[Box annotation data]
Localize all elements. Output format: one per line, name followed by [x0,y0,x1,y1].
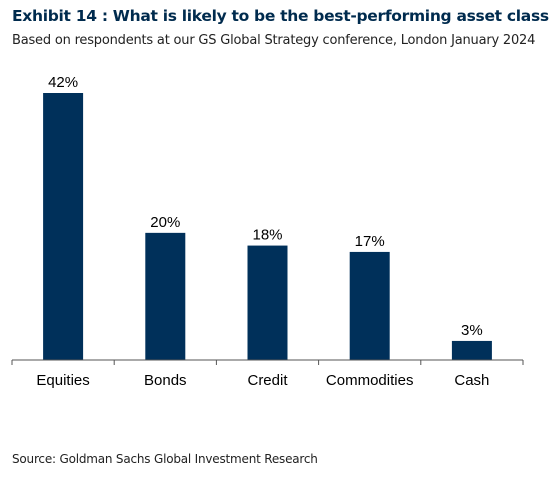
x-tick-label-credit: Credit [247,372,288,389]
data-label-credit: 18% [252,227,282,244]
bar-equities [43,93,84,360]
data-label-cash: 3% [461,322,483,339]
x-tick-label-cash: Cash [454,372,489,389]
x-tick-label-commodities: Commodities [326,372,414,389]
chart-title: Exhibit 14 : What is likely to be the be… [12,7,549,25]
data-label-bonds: 20% [150,214,180,231]
x-tick-label-equities: Equities [36,372,89,389]
x-tick-label-bonds: Bonds [144,372,187,389]
chart-subtitle: Based on respondents at our GS Global St… [12,33,536,48]
bar-commodities [349,251,390,360]
data-label-commodities: 17% [355,233,385,250]
data-label-equities: 42% [48,74,78,91]
bar-bonds [145,232,186,360]
source-note: Source: Goldman Sachs Global Investment … [12,452,318,466]
bar-cash [451,340,492,360]
bar-credit [247,245,288,360]
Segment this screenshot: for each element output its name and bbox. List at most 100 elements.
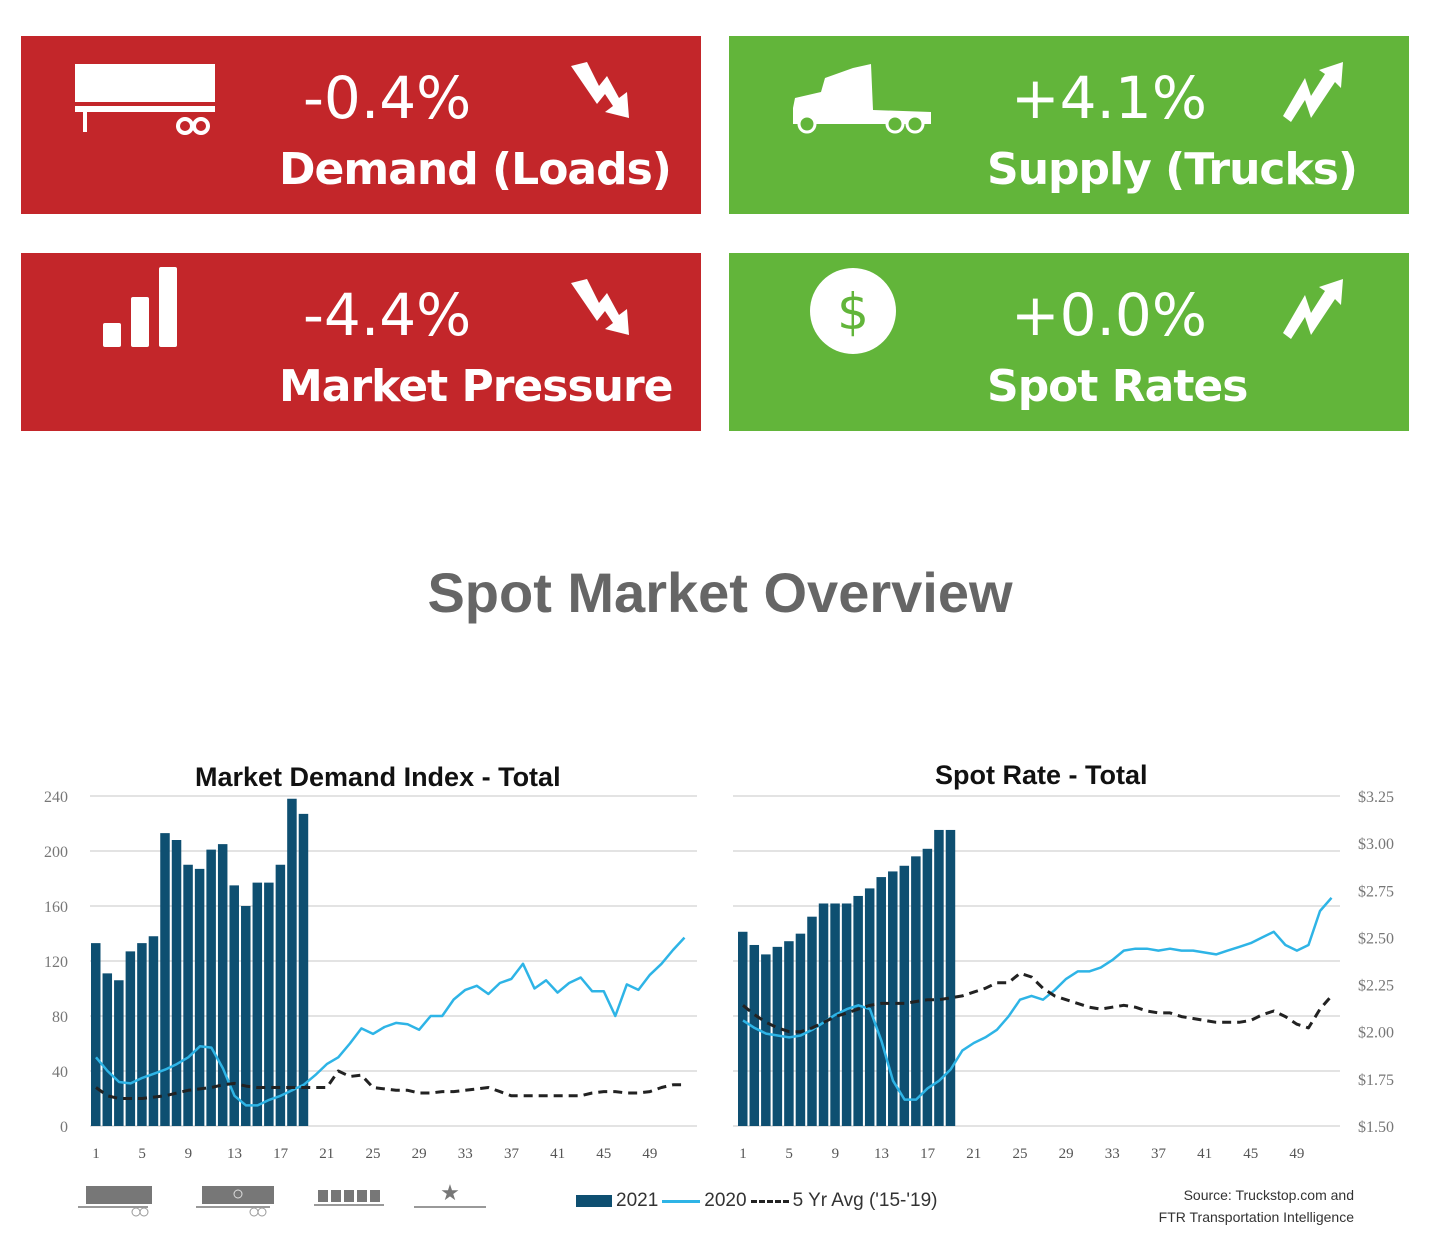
y-tick-label: 0: [60, 1119, 68, 1136]
bar-2021: [888, 871, 898, 1126]
x-tick-label: 37: [1151, 1146, 1167, 1162]
kpi-card-demand: -0.4% Demand (Loads): [21, 36, 701, 214]
bar-2021: [864, 888, 875, 1126]
bar-2021: [114, 980, 124, 1126]
line-2020: [95, 936, 686, 1107]
bar-2021: [945, 829, 956, 1126]
kpi-label: Market Pressure: [279, 361, 673, 412]
x-tick-label: 41: [1197, 1146, 1212, 1162]
bar-2021: [241, 906, 251, 1126]
source-line-1: Source: Truckstop.com and: [1183, 1187, 1354, 1203]
y-tick-label: $1.75: [1358, 1072, 1394, 1089]
trend-down-icon: [571, 279, 629, 335]
specialized-trailer-icon: ★: [414, 1184, 486, 1208]
chart-title-demand: Market Demand Index - Total: [195, 762, 561, 792]
section-title: Spot Market Overview: [427, 561, 1013, 624]
bar-2021: [102, 973, 113, 1126]
bar-2021: [171, 840, 182, 1126]
y-tick-label: 40: [52, 1064, 68, 1081]
bar-2021: [784, 941, 794, 1126]
kpi-value: +0.0%: [1011, 281, 1207, 349]
bar-2021: [194, 868, 205, 1126]
x-tick-label: 25: [1012, 1146, 1027, 1162]
legend-swatch-2021: [576, 1195, 612, 1207]
bar-2021: [252, 882, 263, 1126]
bar-2021: [934, 829, 944, 1126]
x-tick-label: 33: [1105, 1146, 1120, 1162]
x-tick-label: 17: [273, 1146, 289, 1162]
y-tick-label: 80: [52, 1009, 68, 1026]
x-tick-label: 49: [1289, 1146, 1304, 1162]
y-tick-label: 160: [44, 899, 68, 916]
y-tick-label: $2.75: [1358, 883, 1394, 900]
bar-2021: [795, 933, 806, 1126]
x-tick-label: 5: [785, 1146, 793, 1162]
bar-2021: [217, 844, 228, 1126]
trend-up-icon: [1283, 62, 1343, 122]
x-tick-label: 45: [1243, 1146, 1258, 1162]
x-tick-label: 5: [138, 1146, 146, 1162]
y-tick-label: $2.00: [1358, 1025, 1394, 1042]
x-tick-label: 21: [319, 1146, 334, 1162]
kpi-card-spot-rates: $ +0.0% Spot Rates: [729, 253, 1409, 431]
bar-2021: [229, 885, 239, 1126]
bar-2021: [264, 882, 274, 1126]
x-tick-label: 13: [874, 1146, 889, 1162]
y-tick-label: 200: [44, 844, 68, 861]
source-note: Source: Truckstop.com and FTR Transporta…: [1159, 1184, 1354, 1228]
bar-2021: [137, 943, 147, 1126]
source-line-2: FTR Transportation Intelligence: [1158, 1209, 1354, 1225]
x-tick-label: 17: [920, 1146, 936, 1162]
kpi-label: Spot Rates: [987, 361, 1248, 412]
bar-2021: [148, 936, 159, 1126]
kpi-value: +4.1%: [1011, 64, 1207, 132]
y-tick-label: $3.00: [1358, 836, 1394, 853]
bar-2021: [125, 951, 136, 1126]
legend-swatch-2020: [662, 1199, 701, 1203]
y-tick-label: 240: [44, 789, 68, 806]
chart-legend: 2021 2020 5 Yr Avg ('15-'19): [576, 1190, 937, 1212]
bar-2021: [91, 943, 101, 1126]
legend-swatch-avg: [750, 1199, 789, 1203]
bar-chart-icon: [103, 267, 177, 347]
chart-title-spot-rate: Spot Rate - Total: [935, 760, 1148, 790]
kpi-value: -4.4%: [303, 281, 472, 349]
bar-2021: [738, 931, 748, 1126]
y-tick-label: $2.50: [1358, 930, 1394, 947]
kpi-label: Demand (Loads): [279, 144, 672, 195]
bar-2021: [160, 833, 170, 1126]
bar-2021: [818, 903, 829, 1126]
bar-2021: [853, 895, 863, 1126]
bar-2021: [206, 849, 216, 1126]
dollar-icon: $: [810, 268, 896, 354]
bar-2021: [922, 848, 933, 1126]
y-tick-label: $1.50: [1358, 1119, 1394, 1136]
kpi-value: -0.4%: [303, 64, 472, 132]
kpi-label: Supply (Trucks): [987, 144, 1358, 195]
line-5yr-avg: [742, 971, 1333, 1034]
bar-2021: [899, 865, 910, 1126]
bar-2021: [183, 864, 193, 1126]
y-tick-label: $3.25: [1358, 789, 1394, 806]
line-2020: [742, 896, 1333, 1101]
legend-label-avg: 5 Yr Avg ('15-'19): [792, 1190, 938, 1211]
x-tick-label: 29: [1059, 1146, 1074, 1162]
trend-down-icon: [571, 62, 629, 118]
x-tick-label: 1: [92, 1146, 100, 1162]
bar-2021: [761, 954, 771, 1126]
trend-up-icon: [1283, 279, 1343, 339]
x-tick-label: 21: [966, 1146, 981, 1162]
trailer-icon: [75, 64, 215, 135]
x-tick-label: 29: [412, 1146, 427, 1162]
legend-label-2020: 2020: [704, 1190, 747, 1211]
x-tick-label: 1: [739, 1146, 747, 1162]
bar-2021: [287, 798, 297, 1126]
line-5yr-avg: [95, 1069, 685, 1100]
bar-2021: [911, 856, 921, 1126]
bar-2021: [841, 903, 852, 1126]
reefer-trailer-icon: [196, 1186, 274, 1217]
x-tick-label: 45: [596, 1146, 611, 1162]
bar-2021: [876, 877, 886, 1126]
x-tick-label: 9: [185, 1146, 193, 1162]
x-tick-label: 37: [504, 1146, 520, 1162]
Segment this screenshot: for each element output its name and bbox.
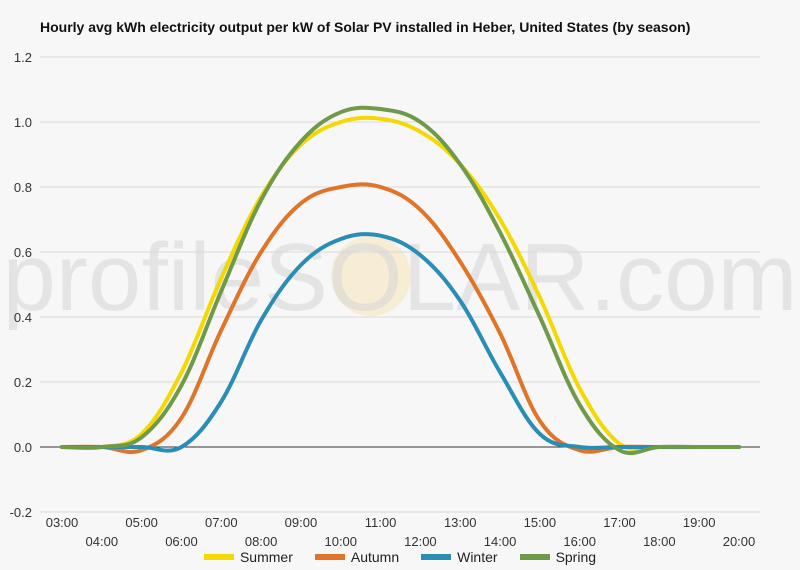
legend-label-winter: Winter	[457, 549, 498, 565]
x-tick-label: 09:00	[285, 515, 318, 530]
series-line-winter	[60, 232, 741, 453]
series-lines	[60, 105, 741, 456]
legend-swatch-winter	[421, 554, 452, 560]
legend-label-spring: Spring	[555, 549, 597, 565]
legend-item-spring[interactable]: Spring	[519, 549, 597, 565]
y-tick-label: 0.8	[14, 180, 32, 195]
legend-swatch-spring	[519, 554, 550, 560]
legend-swatch-autumn	[314, 554, 345, 560]
x-tick-label: 19:00	[683, 515, 716, 530]
x-tick-label: 03:00	[46, 515, 79, 530]
watermark-sun	[331, 236, 411, 316]
x-tick-label: 12:00	[404, 534, 437, 549]
y-tick-label: 0.0	[14, 440, 32, 455]
y-tick-label: -0.2	[10, 505, 32, 520]
y-axis-ticks: 1.2 1.0 0.8 0.6 0.4 0.2 0.0 -0.2	[10, 50, 32, 520]
legend-item-summer[interactable]: Summer	[203, 549, 293, 565]
x-tick-label: 11:00	[365, 515, 397, 530]
legend-label-autumn: Autumn	[350, 549, 400, 565]
x-tick-label: 07:00	[205, 515, 238, 530]
y-tick-label: 1.2	[14, 50, 32, 65]
series-line-spring	[60, 105, 741, 456]
x-tick-label: 18:00	[643, 534, 676, 549]
x-tick-label: 04:00	[86, 534, 119, 549]
x-tick-label: 15:00	[524, 515, 557, 530]
x-tick-label: 10:00	[324, 534, 357, 549]
y-tick-label: 1.0	[14, 115, 32, 130]
x-tick-label: 06:00	[165, 534, 198, 549]
legend-item-winter[interactable]: Winter	[421, 549, 498, 565]
y-tick-label: 0.2	[14, 375, 32, 390]
series-line-summer	[60, 115, 741, 452]
legend: Summer Autumn Winter Spring	[0, 549, 800, 565]
x-tick-label: 17:00	[603, 515, 636, 530]
x-tick-label: 08:00	[245, 534, 278, 549]
legend-label-summer: Summer	[239, 549, 293, 565]
x-axis-ticks: 03:00 04:00 05:00 06:00 07:00 08:00 09:00 10:00…	[46, 515, 756, 549]
legend-swatch-summer	[203, 554, 234, 560]
x-tick-label: 14:00	[484, 534, 517, 549]
chart-title: Hourly avg kWh electricity output per kW…	[40, 19, 691, 35]
y-tick-label: 0.6	[14, 245, 32, 260]
x-tick-label: 05:00	[125, 515, 158, 530]
x-tick-label: 13:00	[444, 515, 477, 530]
x-tick-label: 20:00	[723, 534, 756, 549]
legend-item-autumn[interactable]: Autumn	[314, 549, 400, 565]
x-tick-label: 16:00	[563, 534, 596, 549]
y-tick-label: 0.4	[14, 310, 32, 325]
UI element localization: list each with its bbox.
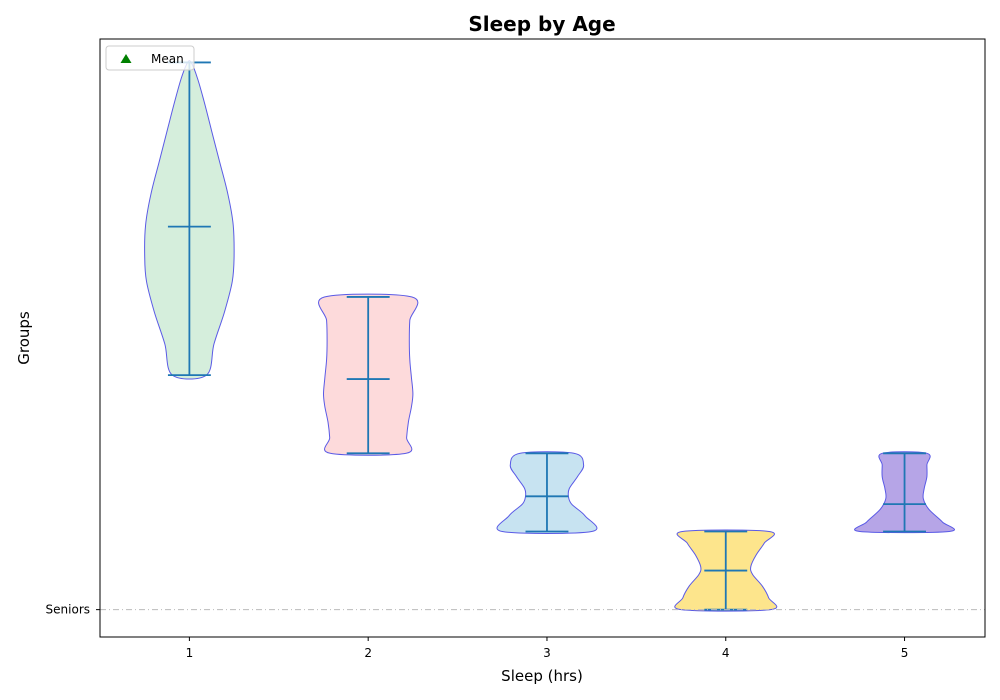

GOAL
Copy everything from the start of the items down to and including the line that contains "most 100 elements.". Omit the pictures from your copy.

PROBLEM SOLUTION
Localize all elements. Output format: one per line, name followed by [x0,y0,x1,y1].
x-tick-label-credit: Credit [247,372,288,389]
data-label-credit: 18% [252,227,282,244]
bar-equities [43,93,84,360]
data-label-cash: 3% [461,322,483,339]
x-tick-label-cash: Cash [454,372,489,389]
x-tick-label-commodities: Commodities [326,372,414,389]
chart-title: Exhibit 14 : What is likely to be the be… [12,7,549,25]
data-label-bonds: 20% [150,214,180,231]
x-tick-label-equities: Equities [36,372,89,389]
x-tick-label-bonds: Bonds [144,372,187,389]
chart-subtitle: Based on respondents at our GS Global St… [12,33,536,48]
bar-commodities [349,251,390,360]
data-label-commodities: 17% [355,233,385,250]
data-label-equities: 42% [48,74,78,91]
bar-bonds [145,232,186,360]
source-note: Source: Goldman Sachs Global Investment … [12,452,318,466]
bar-cash [451,340,492,360]
bar-credit [247,245,288,360]
Segment this screenshot: for each element output its name and bbox. List at most 100 elements.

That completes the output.